Goal of the exercise - Write out the records below word for word, please.

Records provided -
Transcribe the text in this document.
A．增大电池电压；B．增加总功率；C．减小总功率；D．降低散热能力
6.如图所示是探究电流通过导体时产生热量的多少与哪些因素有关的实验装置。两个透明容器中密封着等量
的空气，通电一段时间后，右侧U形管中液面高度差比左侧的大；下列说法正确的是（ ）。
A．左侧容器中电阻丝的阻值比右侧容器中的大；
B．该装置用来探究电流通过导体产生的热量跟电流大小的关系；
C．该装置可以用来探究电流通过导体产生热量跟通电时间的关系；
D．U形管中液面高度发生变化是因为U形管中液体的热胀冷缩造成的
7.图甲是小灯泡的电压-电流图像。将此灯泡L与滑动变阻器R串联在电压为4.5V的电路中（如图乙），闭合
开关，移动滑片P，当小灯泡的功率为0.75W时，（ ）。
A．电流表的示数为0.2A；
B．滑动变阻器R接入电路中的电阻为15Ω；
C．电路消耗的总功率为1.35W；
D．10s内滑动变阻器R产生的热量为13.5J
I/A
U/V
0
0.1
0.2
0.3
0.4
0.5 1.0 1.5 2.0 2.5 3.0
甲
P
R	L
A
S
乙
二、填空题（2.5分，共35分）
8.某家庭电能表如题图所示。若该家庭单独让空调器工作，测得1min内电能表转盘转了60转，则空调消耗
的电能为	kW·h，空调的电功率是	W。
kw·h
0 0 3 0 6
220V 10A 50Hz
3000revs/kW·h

Answer to the problem -
Transcribe the text in this document.
A．增大电池电压；B．增加总功率；C．减小总功率；D．降低散热能力
6.如图所示是探究电流通过导体时产生热量的多少与哪些因素有关的实验装置。两个透明容器中密封着等量
的空气，通电一段时间后，右侧U形管中液面高度差比左侧的大；下列说法正确的是（ ）。
A．左侧容器中电阻丝的阻值比右侧容器中的大；
B．该装置用来探究电流通过导体产生的热量跟电流大小的关系；
C．该装置可以用来探究电流通过导体产生热量跟通电时间的关系；
D．U形管中液面高度发生变化是因为U形管中液体的热胀冷缩造成的
7.图甲是小灯泡的电压-电流图像。将此灯泡L与滑动变阻器R串联在电压为4.5V的电路中（如图乙），闭合
开关，移动滑片P，当小灯泡的功率为0.75W时，（ ）。
A．电流表的示数为0.2A；
B．滑动变阻器R接入电路中的电阻为15Ω；
C．电路消耗的总功率为1.35W；
D．10s内滑动变阻器R产生的热量为13.5J
I/A
U/V
0
0.1
0.2
0.3
0.4
0.5 1.0 1.5 2.0 2.5 3.0
甲
P
R	L
A
S
乙
二、填空题（2.5分，共35分）
8.某家庭电能表如题图所示。若该家庭单独让空调器工作，测得1min内电能表转盘转了60转，则空调消耗
的电能为	kW·h，空调的电功率是	W。
kw·h
0 0 3 0 6
220V 10A 50Hz
3000revs/kW·h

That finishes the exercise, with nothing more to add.